Start of Task inputs

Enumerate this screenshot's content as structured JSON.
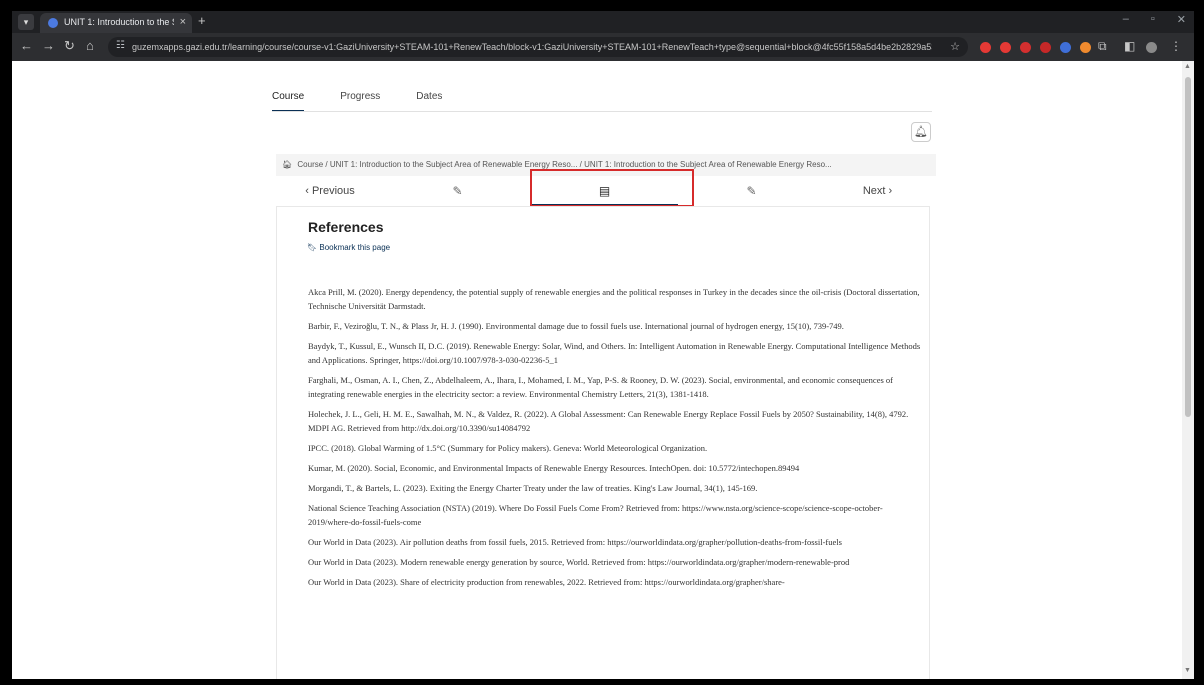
{
  "browser": {
    "tab_title": "UNIT 1: Introduction to the Sub",
    "tab_close": "×",
    "new_tab": "+",
    "url": "guzemxapps.gazi.edu.tr/learning/course/course-v1:GaziUniversity+STEAM-101+RenewTeach/block-v1:GaziUniversity+STEAM-101+RenewTeach+type@sequential+block@4fc55f158a5d4be2b2829a53a63dc1f5..."
  },
  "course_nav": {
    "tabs": [
      "Course",
      "Progress",
      "Dates"
    ]
  },
  "breadcrumb": {
    "home": "Course",
    "sep": "/",
    "item1": "UNIT 1: Introduction to the Subject Area of Renewable Energy Reso...",
    "item2": "UNIT 1: Introduction to the Subject Area of Renewable Energy Reso..."
  },
  "sequence": {
    "prev": "‹  Previous",
    "next": "Next  ›"
  },
  "unit": {
    "title": "References",
    "bookmark": "Bookmark this page"
  },
  "references": [
    "Akca Prill, M. (2020). Energy dependency, the potential supply of renewable energies and the political responses in Turkey in the decades since the oil-crisis (Doctoral dissertation, Technische Universität Darmstadt.",
    "Barbir, F., Veziroğlu, T. N., & Plass Jr, H. J. (1990). Environmental damage due to fossil fuels use. International journal of hydrogen energy, 15(10), 739-749.",
    "Baydyk, T., Kussul, E., Wunsch II, D.C. (2019). Renewable Energy: Solar, Wind, and Others. In: Intelligent Automation in Renewable Energy. Computational Intelligence Methods and Applications. Springer, https://doi.org/10.1007/978-3-030-02236-5_1",
    "Farghali, M., Osman, A. I., Chen, Z., Abdelhaleem, A., Ihara, I., Mohamed, I. M., Yap, P-S. & Rooney, D. W. (2023). Social, environmental, and economic consequences of integrating renewable energies in the electricity sector: a review. Environmental Chemistry Letters, 21(3), 1381-1418.",
    "Holechek, J. L., Geli, H. M. E., Sawalhah, M. N., & Valdez, R. (2022). A Global Assessment: Can Renewable Energy Replace Fossil Fuels by 2050? Sustainability, 14(8), 4792. MDPI AG. Retrieved from http://dx.doi.org/10.3390/su14084792",
    "IPCC. (2018). Global Warming of 1.5°C (Summary for Policy makers). Geneva: World Meteorological Organization.",
    "Kumar, M. (2020). Social, Economic, and Environmental Impacts of Renewable Energy Resources. IntechOpen. doi: 10.5772/intechopen.89494",
    "Morgandi, T., & Bartels, L. (2023). Exiting the Energy Charter Treaty under the law of treaties. King's Law Journal, 34(1), 145-169.",
    "National Science Teaching Association (NSTA) (2019). Where Do Fossil Fuels Come From? Retrieved from: https://www.nsta.org/science-scope/science-scope-october-2019/where-do-fossil-fuels-come",
    "Our World in Data (2023). Air pollution deaths from fossil fuels, 2015. Retrieved from: https://ourworldindata.org/grapher/pollution-deaths-from-fossil-fuels",
    "Our World in Data (2023). Modern renewable energy generation by source, World. Retrieved from: https://ourworldindata.org/grapher/modern-renewable-prod",
    "Our World in Data (2023). Share of electricity production from renewables, 2022. Retrieved from: https://ourworldindata.org/grapher/share-"
  ]
}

End of Task inputs

Given task: Copy every line from the records above that contains the word "this".

Response to the task:
Enumerate this screenshot's content as structured JSON.
    "bookmark": "Bookmark this page"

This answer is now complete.